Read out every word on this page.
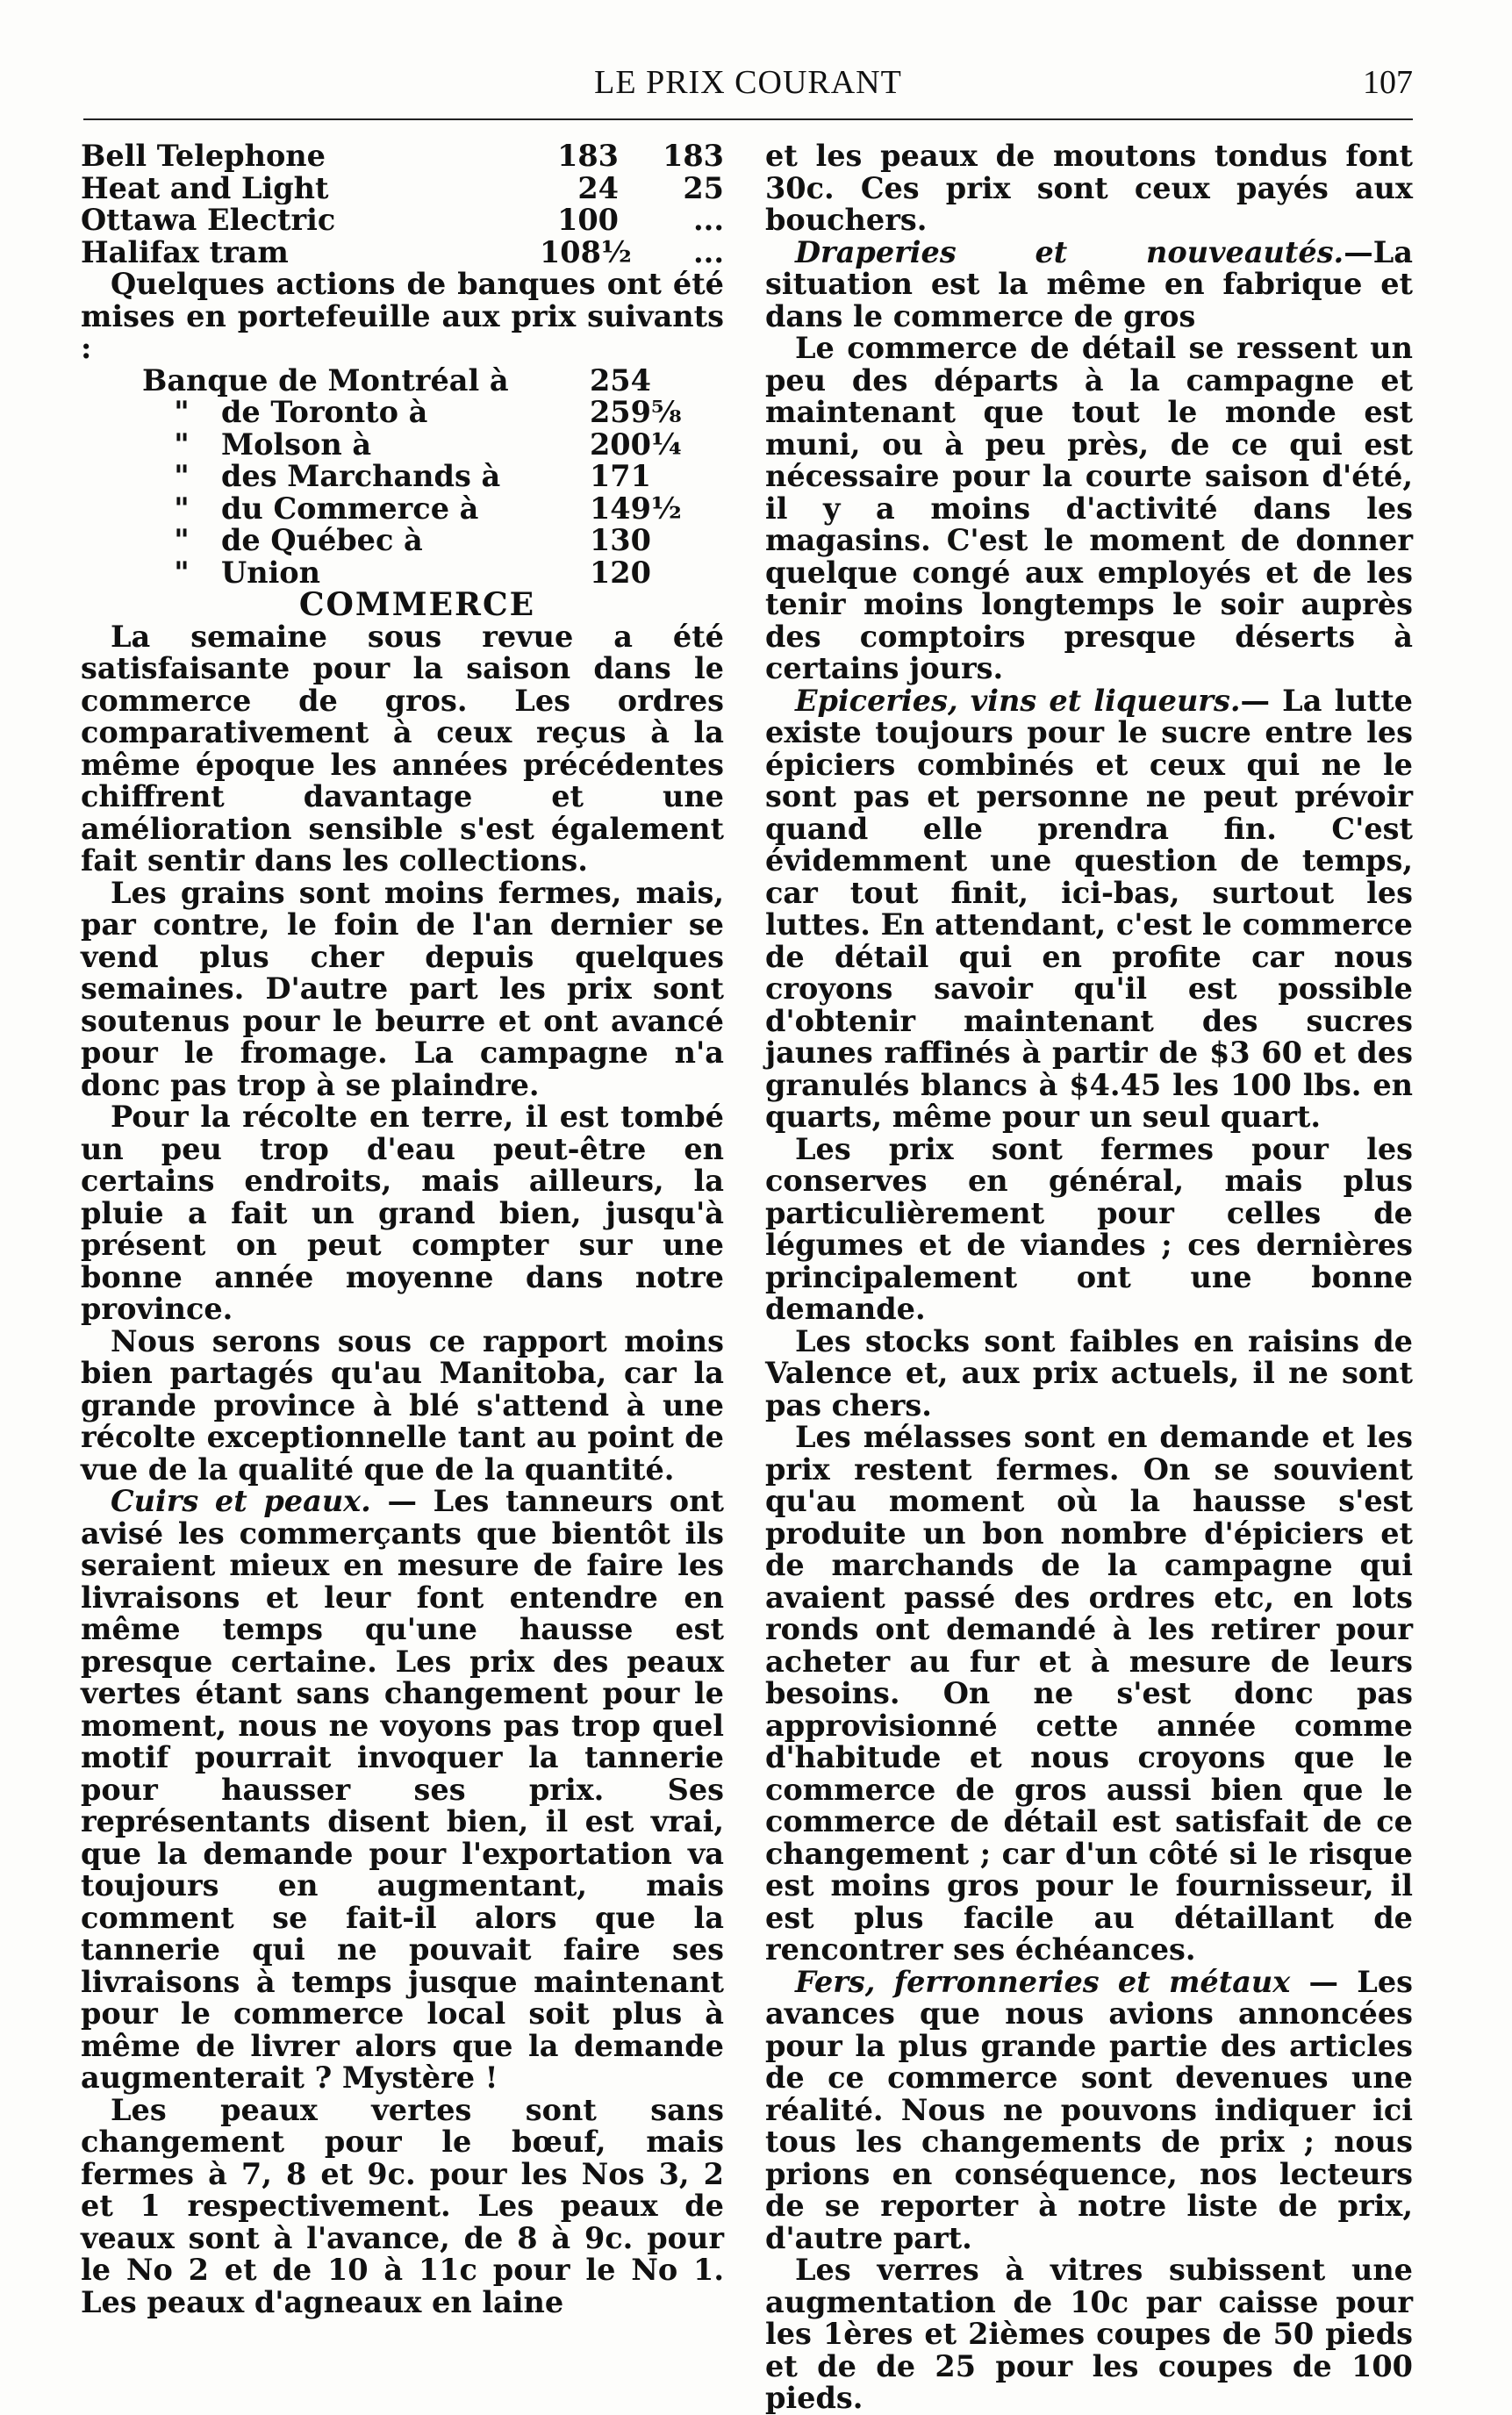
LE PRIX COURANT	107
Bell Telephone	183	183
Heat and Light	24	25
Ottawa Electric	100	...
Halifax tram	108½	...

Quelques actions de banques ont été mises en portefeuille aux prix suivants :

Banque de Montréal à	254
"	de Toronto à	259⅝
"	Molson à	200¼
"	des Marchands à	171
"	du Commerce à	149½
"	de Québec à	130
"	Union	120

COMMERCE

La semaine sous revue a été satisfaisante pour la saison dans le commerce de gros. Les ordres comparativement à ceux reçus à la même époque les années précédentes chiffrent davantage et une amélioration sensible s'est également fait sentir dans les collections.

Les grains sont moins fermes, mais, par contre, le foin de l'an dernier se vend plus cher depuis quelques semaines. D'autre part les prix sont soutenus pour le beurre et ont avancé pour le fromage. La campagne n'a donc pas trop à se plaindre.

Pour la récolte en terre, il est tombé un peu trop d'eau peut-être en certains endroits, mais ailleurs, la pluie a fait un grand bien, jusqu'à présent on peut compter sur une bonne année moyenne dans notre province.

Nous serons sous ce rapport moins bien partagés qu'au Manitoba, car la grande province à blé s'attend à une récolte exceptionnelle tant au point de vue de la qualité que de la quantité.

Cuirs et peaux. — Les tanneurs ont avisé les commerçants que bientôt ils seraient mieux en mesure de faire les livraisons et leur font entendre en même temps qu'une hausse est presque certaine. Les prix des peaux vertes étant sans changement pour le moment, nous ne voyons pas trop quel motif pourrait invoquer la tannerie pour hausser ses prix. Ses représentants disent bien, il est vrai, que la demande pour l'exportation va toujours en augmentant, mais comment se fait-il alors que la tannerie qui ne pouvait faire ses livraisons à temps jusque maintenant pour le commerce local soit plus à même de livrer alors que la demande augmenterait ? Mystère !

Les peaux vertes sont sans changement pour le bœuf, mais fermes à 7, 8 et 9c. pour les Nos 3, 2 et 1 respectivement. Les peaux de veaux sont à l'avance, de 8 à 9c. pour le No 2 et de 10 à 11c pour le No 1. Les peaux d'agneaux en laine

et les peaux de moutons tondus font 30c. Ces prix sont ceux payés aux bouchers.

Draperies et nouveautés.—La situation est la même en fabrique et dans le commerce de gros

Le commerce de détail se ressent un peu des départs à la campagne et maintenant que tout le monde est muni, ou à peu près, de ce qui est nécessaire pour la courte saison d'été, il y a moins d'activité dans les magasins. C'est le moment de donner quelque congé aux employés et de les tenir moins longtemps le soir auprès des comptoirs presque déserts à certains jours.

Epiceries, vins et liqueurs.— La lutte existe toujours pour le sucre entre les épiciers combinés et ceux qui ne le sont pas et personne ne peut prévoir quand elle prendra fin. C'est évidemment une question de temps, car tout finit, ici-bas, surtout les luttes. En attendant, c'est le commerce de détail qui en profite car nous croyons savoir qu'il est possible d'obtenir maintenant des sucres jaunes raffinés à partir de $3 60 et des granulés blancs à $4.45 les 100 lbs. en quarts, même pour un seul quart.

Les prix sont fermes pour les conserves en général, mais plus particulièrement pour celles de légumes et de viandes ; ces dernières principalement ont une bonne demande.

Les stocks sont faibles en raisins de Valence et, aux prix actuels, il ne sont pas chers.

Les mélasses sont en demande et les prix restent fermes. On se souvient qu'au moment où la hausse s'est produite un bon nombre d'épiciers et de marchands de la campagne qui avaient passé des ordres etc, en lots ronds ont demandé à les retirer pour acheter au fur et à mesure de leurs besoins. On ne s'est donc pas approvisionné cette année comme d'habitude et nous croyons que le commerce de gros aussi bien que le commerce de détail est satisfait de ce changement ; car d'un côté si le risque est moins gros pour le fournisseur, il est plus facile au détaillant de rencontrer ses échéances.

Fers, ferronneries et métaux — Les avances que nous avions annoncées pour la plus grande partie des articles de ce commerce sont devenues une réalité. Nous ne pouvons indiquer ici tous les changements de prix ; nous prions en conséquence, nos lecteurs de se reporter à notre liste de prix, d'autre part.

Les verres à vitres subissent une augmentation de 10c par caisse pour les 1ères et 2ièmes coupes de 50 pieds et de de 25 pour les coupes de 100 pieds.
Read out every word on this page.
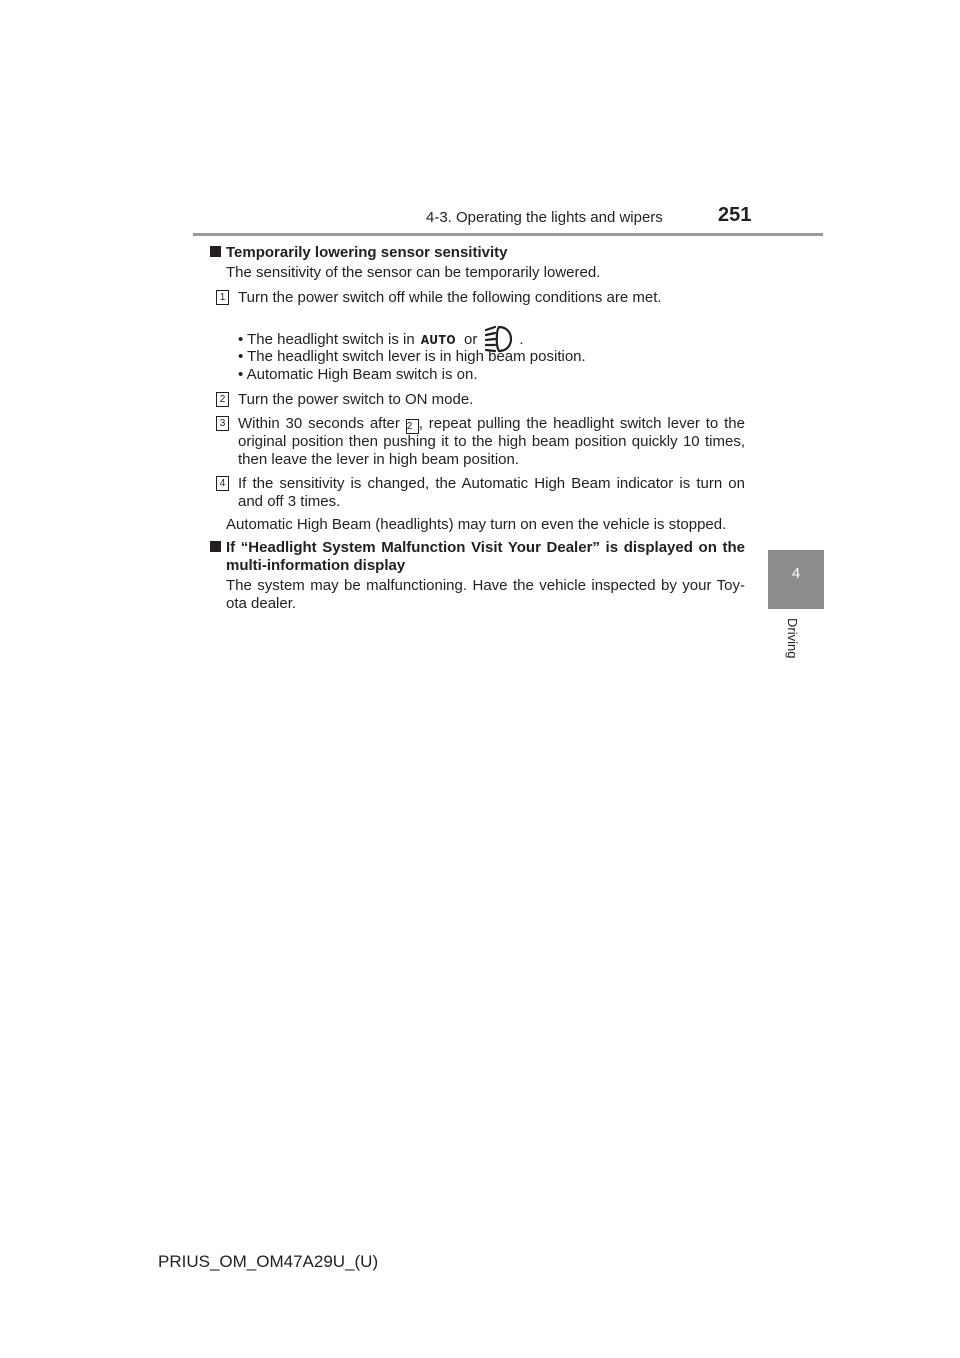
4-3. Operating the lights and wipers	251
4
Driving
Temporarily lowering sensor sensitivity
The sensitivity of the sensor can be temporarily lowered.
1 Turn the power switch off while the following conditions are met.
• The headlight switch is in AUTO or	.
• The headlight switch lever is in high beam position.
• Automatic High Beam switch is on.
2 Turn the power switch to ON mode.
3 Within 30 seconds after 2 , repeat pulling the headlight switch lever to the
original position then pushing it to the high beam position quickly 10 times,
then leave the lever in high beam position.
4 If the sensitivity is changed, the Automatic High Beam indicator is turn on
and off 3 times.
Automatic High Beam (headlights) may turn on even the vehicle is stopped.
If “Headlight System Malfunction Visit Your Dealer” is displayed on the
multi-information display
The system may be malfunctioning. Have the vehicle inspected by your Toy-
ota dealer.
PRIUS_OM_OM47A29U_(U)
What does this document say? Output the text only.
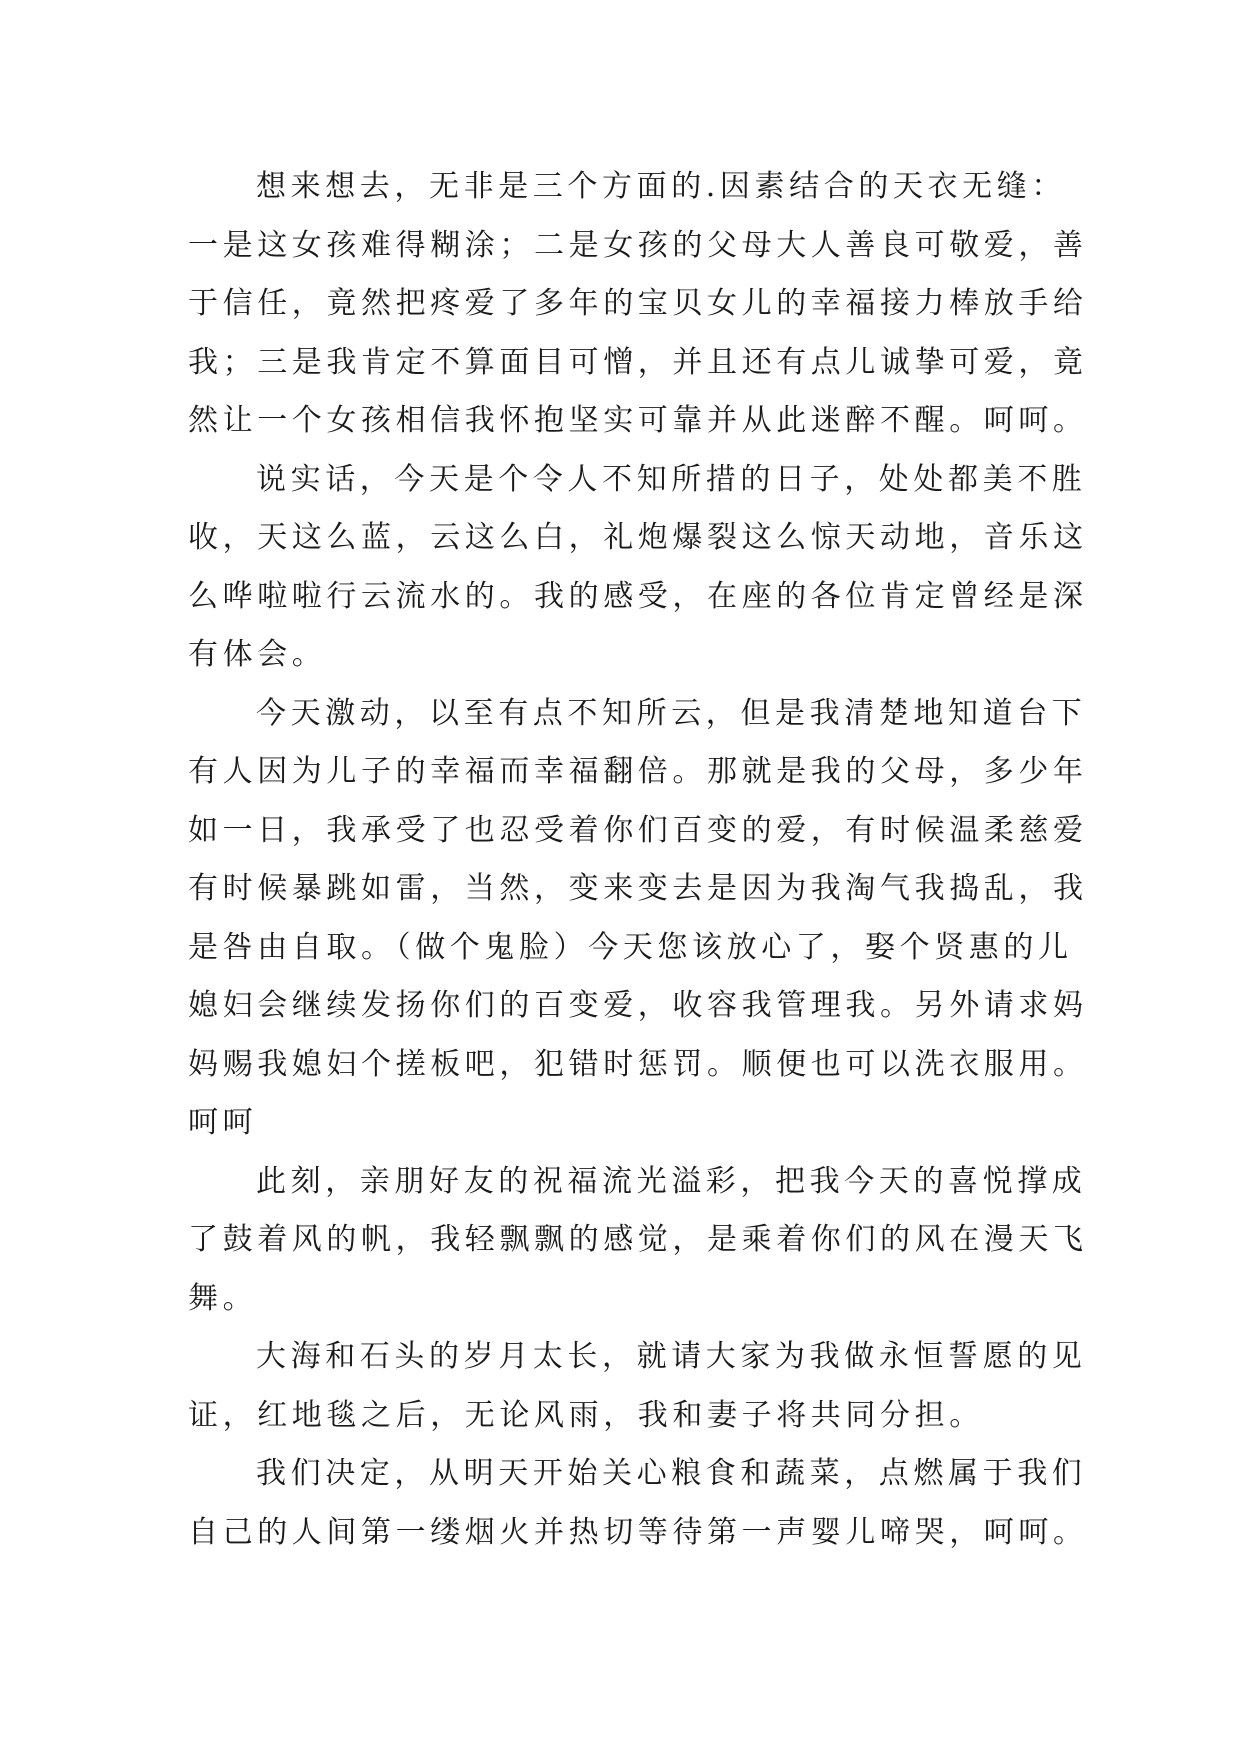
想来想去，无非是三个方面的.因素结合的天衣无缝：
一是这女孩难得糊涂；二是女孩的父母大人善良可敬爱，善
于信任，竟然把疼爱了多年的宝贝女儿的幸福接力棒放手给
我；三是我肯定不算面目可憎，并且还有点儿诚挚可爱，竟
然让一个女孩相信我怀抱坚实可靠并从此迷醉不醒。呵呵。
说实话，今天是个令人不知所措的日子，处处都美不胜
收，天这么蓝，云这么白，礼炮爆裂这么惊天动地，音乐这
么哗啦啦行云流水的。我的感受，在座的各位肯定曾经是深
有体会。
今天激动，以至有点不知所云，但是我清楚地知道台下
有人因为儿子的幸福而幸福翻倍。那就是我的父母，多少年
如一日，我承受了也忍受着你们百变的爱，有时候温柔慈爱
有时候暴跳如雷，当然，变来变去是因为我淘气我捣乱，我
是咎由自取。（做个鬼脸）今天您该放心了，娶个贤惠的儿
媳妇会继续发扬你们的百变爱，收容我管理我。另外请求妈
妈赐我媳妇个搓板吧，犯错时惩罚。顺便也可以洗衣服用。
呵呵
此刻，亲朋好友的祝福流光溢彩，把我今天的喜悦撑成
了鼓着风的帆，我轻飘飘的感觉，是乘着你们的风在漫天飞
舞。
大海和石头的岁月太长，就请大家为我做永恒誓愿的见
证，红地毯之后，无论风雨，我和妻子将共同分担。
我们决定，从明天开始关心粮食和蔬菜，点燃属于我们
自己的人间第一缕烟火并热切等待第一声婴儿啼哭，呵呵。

TASK DETAILS | Make an exact copy of the lines above, starting at the line that contains "What does this" and running through the final line of the entries. Omit the pictures.

SOLUTION BELOW |
What does this document say? Output the text only.
想来想去，无非是三个方面的.因素结合的天衣无缝：
一是这女孩难得糊涂；二是女孩的父母大人善良可敬爱，善
于信任，竟然把疼爱了多年的宝贝女儿的幸福接力棒放手给
我；三是我肯定不算面目可憎，并且还有点儿诚挚可爱，竟
然让一个女孩相信我怀抱坚实可靠并从此迷醉不醒。呵呵。
说实话，今天是个令人不知所措的日子，处处都美不胜
收，天这么蓝，云这么白，礼炮爆裂这么惊天动地，音乐这
么哗啦啦行云流水的。我的感受，在座的各位肯定曾经是深
有体会。
今天激动，以至有点不知所云，但是我清楚地知道台下
有人因为儿子的幸福而幸福翻倍。那就是我的父母，多少年
如一日，我承受了也忍受着你们百变的爱，有时候温柔慈爱
有时候暴跳如雷，当然，变来变去是因为我淘气我捣乱，我
是咎由自取。（做个鬼脸）今天您该放心了，娶个贤惠的儿
媳妇会继续发扬你们的百变爱，收容我管理我。另外请求妈
妈赐我媳妇个搓板吧，犯错时惩罚。顺便也可以洗衣服用。
呵呵
此刻，亲朋好友的祝福流光溢彩，把我今天的喜悦撑成
了鼓着风的帆，我轻飘飘的感觉，是乘着你们的风在漫天飞
舞。
大海和石头的岁月太长，就请大家为我做永恒誓愿的见
证，红地毯之后，无论风雨，我和妻子将共同分担。
我们决定，从明天开始关心粮食和蔬菜，点燃属于我们
自己的人间第一缕烟火并热切等待第一声婴儿啼哭，呵呵。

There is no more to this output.